I have been using Emisoft but considering using a different program when my subscription expires. I am considering either Xfinity provided Norton Security or free Avast or free AVG. Avast and AVG seem to be exactly the same as far as protection. Which has more intrusive advertising or pop-ups or other messages encouraging you to buy the paid programs of each? Which is more annoying?
Since they are now owned by the same company, that makes sense. https://blog.avast.com/avast-and-avg-become-one You did not say what version of Windows you are using. If W8 or W10, why not use Windows Defender? Despite what some may want you to believe, WD is a very capable anti-malware solution. I use it on all my systems. It is not intrusive, has no popops or other messages encouraging you to buy anything. See the latest AVTest report and click on the all important "Protection" tab to sort on that field and note that Windows Defender is tied with several others with the top score of "6" and received a "Top Product" certification from the labs. If you don't like it, you can always go for a 3rd product solution which most likely will try to get you to buy their paid product. BTW, regardless our primary solution of choice, we should always have a secondary solution for on-demand scanning. This is to verify our primary scanner, or we as users and always the weakest link in security, didn't let something slip by. I generally recommend Malwarebytes for that. And on all six systems we have here, Malwarebytes has never found where Windows Defender let something malicious slip by.

----

● **JOB A**
Copy these lines of the records verbatim, starting at the first line of the records and ending with the line that contains "dict-row: hospital_location hospital_location", with both of those lines included.

----

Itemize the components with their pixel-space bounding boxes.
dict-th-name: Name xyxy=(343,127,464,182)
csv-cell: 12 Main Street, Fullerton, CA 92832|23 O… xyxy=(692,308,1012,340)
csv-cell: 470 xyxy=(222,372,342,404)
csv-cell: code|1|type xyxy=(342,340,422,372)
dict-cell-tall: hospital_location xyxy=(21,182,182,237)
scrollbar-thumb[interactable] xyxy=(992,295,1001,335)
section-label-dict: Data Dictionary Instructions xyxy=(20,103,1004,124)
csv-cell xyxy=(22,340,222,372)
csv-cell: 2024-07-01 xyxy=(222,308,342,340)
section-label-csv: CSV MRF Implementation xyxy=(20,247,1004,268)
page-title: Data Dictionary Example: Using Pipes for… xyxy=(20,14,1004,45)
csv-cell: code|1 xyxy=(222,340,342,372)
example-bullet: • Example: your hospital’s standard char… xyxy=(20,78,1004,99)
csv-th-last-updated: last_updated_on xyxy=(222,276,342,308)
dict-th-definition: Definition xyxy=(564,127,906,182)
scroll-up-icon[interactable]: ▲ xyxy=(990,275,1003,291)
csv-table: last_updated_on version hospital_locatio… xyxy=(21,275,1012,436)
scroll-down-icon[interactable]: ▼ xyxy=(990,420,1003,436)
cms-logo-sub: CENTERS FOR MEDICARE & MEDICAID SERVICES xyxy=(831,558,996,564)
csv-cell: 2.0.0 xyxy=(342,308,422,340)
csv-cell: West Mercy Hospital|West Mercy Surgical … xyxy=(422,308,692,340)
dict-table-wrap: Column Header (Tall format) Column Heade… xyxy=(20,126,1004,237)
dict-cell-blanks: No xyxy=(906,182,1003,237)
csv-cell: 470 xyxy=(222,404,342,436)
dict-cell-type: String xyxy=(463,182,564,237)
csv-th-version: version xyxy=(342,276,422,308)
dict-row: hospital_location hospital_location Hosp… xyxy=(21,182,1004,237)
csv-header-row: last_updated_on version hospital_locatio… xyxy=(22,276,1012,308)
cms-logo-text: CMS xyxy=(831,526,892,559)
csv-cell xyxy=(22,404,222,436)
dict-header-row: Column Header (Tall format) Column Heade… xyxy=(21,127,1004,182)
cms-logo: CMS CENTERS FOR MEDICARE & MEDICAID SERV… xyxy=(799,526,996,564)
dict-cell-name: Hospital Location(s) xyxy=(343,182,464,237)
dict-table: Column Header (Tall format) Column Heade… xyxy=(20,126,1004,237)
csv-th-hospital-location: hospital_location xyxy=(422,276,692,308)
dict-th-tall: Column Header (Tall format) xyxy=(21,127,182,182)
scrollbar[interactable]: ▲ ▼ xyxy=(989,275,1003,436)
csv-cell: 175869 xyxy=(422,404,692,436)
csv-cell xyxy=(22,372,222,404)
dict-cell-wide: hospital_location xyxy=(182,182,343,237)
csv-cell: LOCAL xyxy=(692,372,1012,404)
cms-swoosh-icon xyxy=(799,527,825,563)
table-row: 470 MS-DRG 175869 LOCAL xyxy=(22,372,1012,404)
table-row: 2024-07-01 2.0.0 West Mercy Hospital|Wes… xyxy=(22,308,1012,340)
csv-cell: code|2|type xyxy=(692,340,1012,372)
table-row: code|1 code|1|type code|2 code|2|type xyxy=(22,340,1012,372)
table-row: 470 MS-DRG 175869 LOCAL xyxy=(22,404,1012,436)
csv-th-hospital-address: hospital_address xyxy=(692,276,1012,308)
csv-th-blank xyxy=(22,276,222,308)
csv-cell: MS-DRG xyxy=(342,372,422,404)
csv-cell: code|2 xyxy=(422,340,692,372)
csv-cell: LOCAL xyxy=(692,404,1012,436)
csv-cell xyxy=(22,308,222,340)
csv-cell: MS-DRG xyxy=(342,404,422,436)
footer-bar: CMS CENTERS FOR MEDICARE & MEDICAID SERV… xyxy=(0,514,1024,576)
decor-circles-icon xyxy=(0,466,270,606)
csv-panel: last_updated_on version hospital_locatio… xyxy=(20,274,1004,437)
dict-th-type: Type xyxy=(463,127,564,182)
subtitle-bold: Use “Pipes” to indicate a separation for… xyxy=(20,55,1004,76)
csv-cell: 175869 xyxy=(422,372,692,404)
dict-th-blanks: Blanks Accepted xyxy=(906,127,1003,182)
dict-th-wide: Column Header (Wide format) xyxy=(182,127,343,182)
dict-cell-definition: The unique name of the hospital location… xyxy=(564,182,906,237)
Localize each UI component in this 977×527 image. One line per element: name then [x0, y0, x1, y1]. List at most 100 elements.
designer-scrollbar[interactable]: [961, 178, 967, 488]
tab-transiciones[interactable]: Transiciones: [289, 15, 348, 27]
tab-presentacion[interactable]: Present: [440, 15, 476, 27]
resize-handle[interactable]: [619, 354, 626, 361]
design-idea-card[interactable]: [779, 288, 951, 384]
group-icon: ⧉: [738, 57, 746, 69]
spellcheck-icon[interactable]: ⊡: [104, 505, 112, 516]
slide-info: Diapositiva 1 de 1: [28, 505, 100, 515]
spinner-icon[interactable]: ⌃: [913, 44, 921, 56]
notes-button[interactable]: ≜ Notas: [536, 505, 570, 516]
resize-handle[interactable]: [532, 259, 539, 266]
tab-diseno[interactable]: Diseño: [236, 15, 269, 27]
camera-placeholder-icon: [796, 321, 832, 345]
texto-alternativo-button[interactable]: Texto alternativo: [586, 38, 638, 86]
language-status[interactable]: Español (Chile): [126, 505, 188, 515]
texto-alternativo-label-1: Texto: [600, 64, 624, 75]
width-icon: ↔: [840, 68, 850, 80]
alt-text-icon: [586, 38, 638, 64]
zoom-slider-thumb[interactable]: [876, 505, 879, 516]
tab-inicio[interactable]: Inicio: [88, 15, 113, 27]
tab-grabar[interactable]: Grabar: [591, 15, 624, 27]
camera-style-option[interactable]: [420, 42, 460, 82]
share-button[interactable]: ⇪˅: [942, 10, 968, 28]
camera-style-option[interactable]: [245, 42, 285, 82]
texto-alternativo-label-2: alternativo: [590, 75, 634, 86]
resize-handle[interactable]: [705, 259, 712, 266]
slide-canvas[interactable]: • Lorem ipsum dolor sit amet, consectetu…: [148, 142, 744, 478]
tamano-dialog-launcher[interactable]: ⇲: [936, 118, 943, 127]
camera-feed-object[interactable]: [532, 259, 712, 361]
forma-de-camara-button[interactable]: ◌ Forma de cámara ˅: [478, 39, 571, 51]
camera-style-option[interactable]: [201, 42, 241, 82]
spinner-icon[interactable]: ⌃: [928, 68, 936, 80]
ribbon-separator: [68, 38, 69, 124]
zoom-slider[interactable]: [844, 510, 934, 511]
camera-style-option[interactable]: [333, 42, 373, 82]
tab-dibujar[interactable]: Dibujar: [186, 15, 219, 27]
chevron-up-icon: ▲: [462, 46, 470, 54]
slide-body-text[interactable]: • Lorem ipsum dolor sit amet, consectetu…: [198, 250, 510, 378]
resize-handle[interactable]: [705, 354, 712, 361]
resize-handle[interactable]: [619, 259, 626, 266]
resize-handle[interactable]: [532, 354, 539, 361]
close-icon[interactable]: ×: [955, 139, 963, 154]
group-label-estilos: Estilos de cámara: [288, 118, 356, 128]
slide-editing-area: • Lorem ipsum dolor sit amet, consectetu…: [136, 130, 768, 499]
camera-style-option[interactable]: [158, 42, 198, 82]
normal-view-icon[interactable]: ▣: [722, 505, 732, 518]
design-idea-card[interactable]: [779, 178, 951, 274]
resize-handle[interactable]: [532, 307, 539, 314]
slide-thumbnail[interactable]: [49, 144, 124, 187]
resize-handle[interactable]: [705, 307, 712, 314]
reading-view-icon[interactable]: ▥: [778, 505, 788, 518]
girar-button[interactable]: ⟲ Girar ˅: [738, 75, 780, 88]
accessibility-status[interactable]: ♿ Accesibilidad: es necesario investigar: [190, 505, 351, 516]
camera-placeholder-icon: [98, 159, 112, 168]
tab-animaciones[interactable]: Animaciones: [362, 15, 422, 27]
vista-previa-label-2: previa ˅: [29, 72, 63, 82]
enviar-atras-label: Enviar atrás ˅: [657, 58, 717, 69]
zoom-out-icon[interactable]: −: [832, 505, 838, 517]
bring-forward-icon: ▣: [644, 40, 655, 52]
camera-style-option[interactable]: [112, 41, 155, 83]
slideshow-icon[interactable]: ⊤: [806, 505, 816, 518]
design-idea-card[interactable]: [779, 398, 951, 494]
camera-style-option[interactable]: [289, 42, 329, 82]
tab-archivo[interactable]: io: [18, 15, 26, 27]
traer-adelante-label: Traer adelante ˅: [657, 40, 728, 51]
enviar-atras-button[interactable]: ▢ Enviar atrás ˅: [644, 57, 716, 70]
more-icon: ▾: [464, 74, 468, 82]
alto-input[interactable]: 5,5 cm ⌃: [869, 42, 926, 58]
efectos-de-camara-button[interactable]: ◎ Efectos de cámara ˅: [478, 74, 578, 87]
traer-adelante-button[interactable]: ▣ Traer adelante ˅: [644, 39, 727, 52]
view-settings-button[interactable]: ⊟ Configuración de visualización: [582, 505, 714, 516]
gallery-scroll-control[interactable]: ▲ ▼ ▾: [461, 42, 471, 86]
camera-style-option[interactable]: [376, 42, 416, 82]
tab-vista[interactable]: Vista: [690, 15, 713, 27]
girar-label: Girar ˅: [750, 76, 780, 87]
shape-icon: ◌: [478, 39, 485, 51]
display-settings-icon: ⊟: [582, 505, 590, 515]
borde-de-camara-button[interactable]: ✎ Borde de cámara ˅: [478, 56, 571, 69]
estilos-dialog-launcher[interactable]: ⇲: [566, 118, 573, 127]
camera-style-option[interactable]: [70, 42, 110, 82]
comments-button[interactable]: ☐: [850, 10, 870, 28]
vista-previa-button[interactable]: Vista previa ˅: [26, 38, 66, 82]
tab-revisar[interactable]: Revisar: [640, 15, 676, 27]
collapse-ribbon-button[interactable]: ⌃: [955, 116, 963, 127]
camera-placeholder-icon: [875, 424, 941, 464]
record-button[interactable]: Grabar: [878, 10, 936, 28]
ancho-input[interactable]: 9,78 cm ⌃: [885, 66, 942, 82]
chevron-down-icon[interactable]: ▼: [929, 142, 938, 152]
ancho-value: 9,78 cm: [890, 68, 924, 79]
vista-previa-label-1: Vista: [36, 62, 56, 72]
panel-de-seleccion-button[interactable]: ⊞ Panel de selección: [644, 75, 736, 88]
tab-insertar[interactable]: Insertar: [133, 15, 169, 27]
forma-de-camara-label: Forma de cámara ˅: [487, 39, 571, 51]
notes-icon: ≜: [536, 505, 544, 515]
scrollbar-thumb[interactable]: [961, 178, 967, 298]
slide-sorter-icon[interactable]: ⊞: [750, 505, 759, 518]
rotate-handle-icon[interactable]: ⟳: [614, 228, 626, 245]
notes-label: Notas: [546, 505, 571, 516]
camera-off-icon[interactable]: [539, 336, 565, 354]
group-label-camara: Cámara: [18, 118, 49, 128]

----

● **JOB B**
Translate this sentence from the text on choosing security software into Spanish: "Despite what some may want you to believe, WD is a very capable anti-malware solution."

● **FINISHED ANSWER A**
Itemize the components with their pixel-space bounding boxes.
dict-th-name: Name xyxy=(343,127,464,182)
csv-cell: 12 Main Street, Fullerton, CA 92832|23 O… xyxy=(692,308,1012,340)
csv-cell: 470 xyxy=(222,372,342,404)
csv-cell: code|1|type xyxy=(342,340,422,372)
dict-cell-tall: hospital_location xyxy=(21,182,182,237)
scrollbar-thumb[interactable] xyxy=(992,295,1001,335)
section-label-dict: Data Dictionary Instructions xyxy=(20,103,1004,124)
csv-cell xyxy=(22,340,222,372)
csv-cell: 2024-07-01 xyxy=(222,308,342,340)
section-label-csv: CSV MRF Implementation xyxy=(20,247,1004,268)
page-title: Data Dictionary Example: Using Pipes for… xyxy=(20,14,1004,45)
csv-cell: code|1 xyxy=(222,340,342,372)
example-bullet: • Example: your hospital’s standard char… xyxy=(20,78,1004,99)
csv-th-last-updated: last_updated_on xyxy=(222,276,342,308)
dict-th-definition: Definition xyxy=(564,127,906,182)
scroll-up-icon[interactable]: ▲ xyxy=(990,275,1003,291)
csv-table: last_updated_on version hospital_locatio… xyxy=(21,275,1012,436)
scroll-down-icon[interactable]: ▼ xyxy=(990,420,1003,436)
cms-logo-sub: CENTERS FOR MEDICARE & MEDICAID SERVICES xyxy=(831,558,996,564)
csv-cell: 2.0.0 xyxy=(342,308,422,340)
csv-cell: West Mercy Hospital|West Mercy Surgical … xyxy=(422,308,692,340)
dict-table-wrap: Column Header (Tall format) Column Heade… xyxy=(20,126,1004,237)
dict-cell-blanks: No xyxy=(906,182,1003,237)
csv-cell: 470 xyxy=(222,404,342,436)
dict-cell-type: String xyxy=(463,182,564,237)
csv-th-version: version xyxy=(342,276,422,308)
dict-row: hospital_location hospital_location Hosp… xyxy=(21,182,1004,237)

● **FINISHED ANSWER B**
A pesar de lo que algunos quieran hacerte creer, WD es una solución antimalware muy capaz.